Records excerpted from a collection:
____

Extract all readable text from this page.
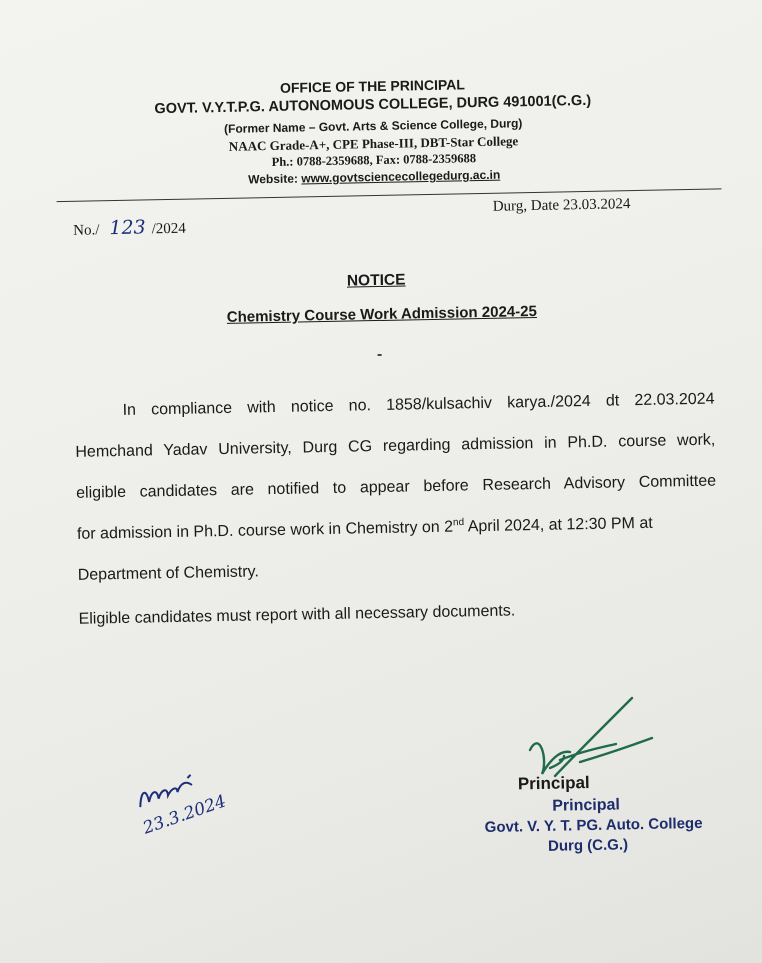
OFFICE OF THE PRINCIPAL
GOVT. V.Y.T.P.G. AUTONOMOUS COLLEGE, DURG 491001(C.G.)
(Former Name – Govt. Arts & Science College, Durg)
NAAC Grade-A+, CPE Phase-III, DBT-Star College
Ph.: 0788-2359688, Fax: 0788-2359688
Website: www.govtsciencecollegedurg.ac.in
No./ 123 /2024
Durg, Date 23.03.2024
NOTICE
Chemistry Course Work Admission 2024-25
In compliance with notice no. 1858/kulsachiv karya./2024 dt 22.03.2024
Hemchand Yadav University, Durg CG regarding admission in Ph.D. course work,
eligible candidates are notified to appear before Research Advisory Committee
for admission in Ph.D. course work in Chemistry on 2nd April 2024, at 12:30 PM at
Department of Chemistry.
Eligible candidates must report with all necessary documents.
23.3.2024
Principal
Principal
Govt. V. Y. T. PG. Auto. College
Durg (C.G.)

____

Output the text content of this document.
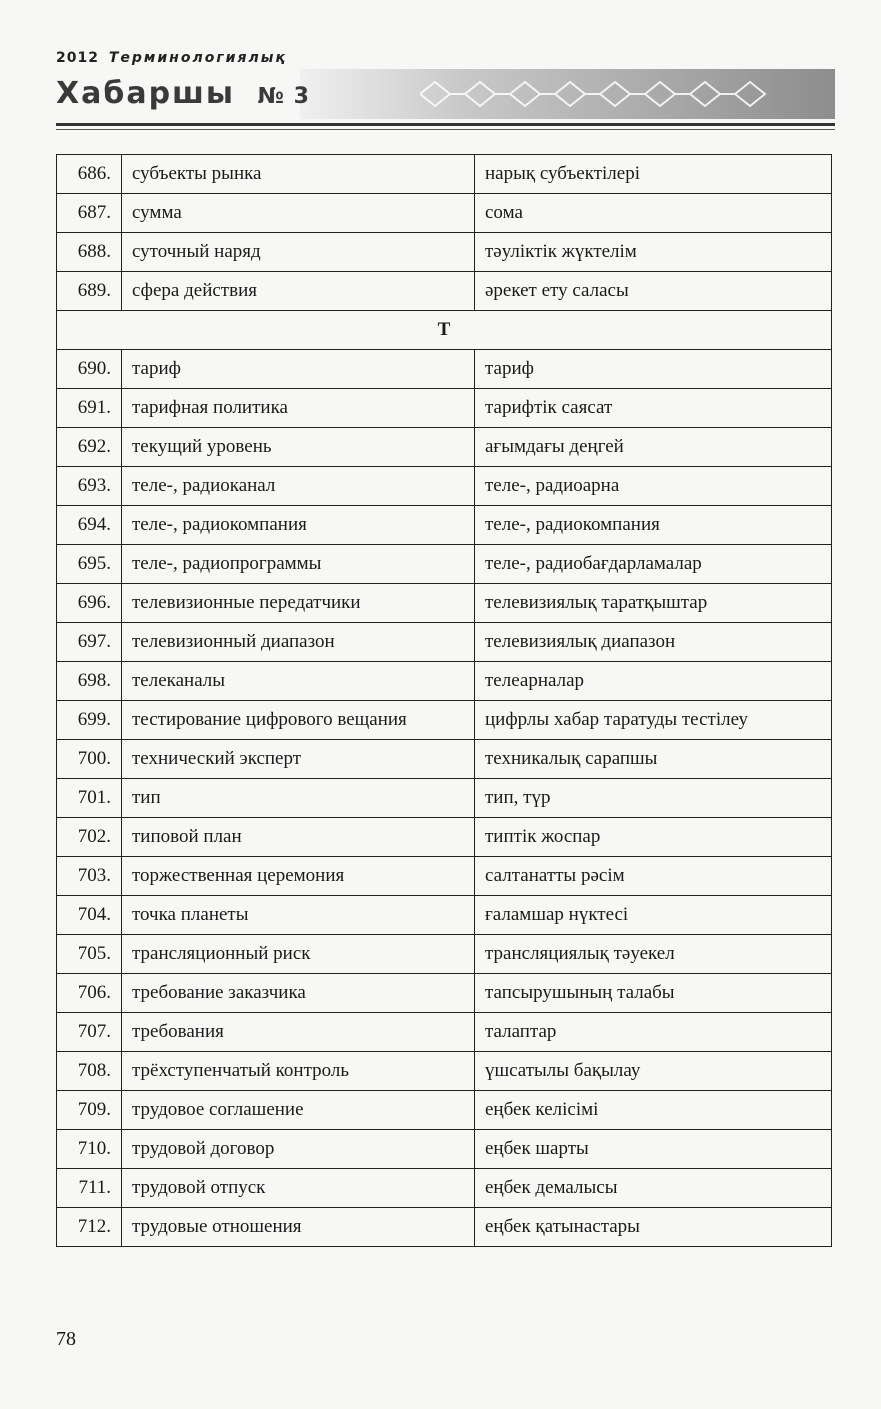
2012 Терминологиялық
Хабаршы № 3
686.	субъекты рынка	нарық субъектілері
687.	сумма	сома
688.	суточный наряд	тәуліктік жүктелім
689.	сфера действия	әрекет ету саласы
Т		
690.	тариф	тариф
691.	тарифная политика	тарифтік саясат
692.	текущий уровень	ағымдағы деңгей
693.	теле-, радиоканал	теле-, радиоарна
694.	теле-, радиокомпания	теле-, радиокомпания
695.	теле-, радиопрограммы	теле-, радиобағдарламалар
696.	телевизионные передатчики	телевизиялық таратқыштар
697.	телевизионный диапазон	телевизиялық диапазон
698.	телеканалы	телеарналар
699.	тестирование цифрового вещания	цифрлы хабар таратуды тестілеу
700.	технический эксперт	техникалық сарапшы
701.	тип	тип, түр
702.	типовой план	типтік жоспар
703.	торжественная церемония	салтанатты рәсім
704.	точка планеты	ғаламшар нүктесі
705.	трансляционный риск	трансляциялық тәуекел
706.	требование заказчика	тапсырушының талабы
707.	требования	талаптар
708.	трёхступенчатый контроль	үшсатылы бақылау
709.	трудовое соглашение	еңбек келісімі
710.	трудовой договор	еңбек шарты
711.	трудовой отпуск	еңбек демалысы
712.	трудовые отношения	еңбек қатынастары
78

____

▶ TASK DETAILS: Read through the entries and copy each line in which "text" appears.

▶ TASK RESULT:
Extract all readable text from this page.
Output the text content of this document.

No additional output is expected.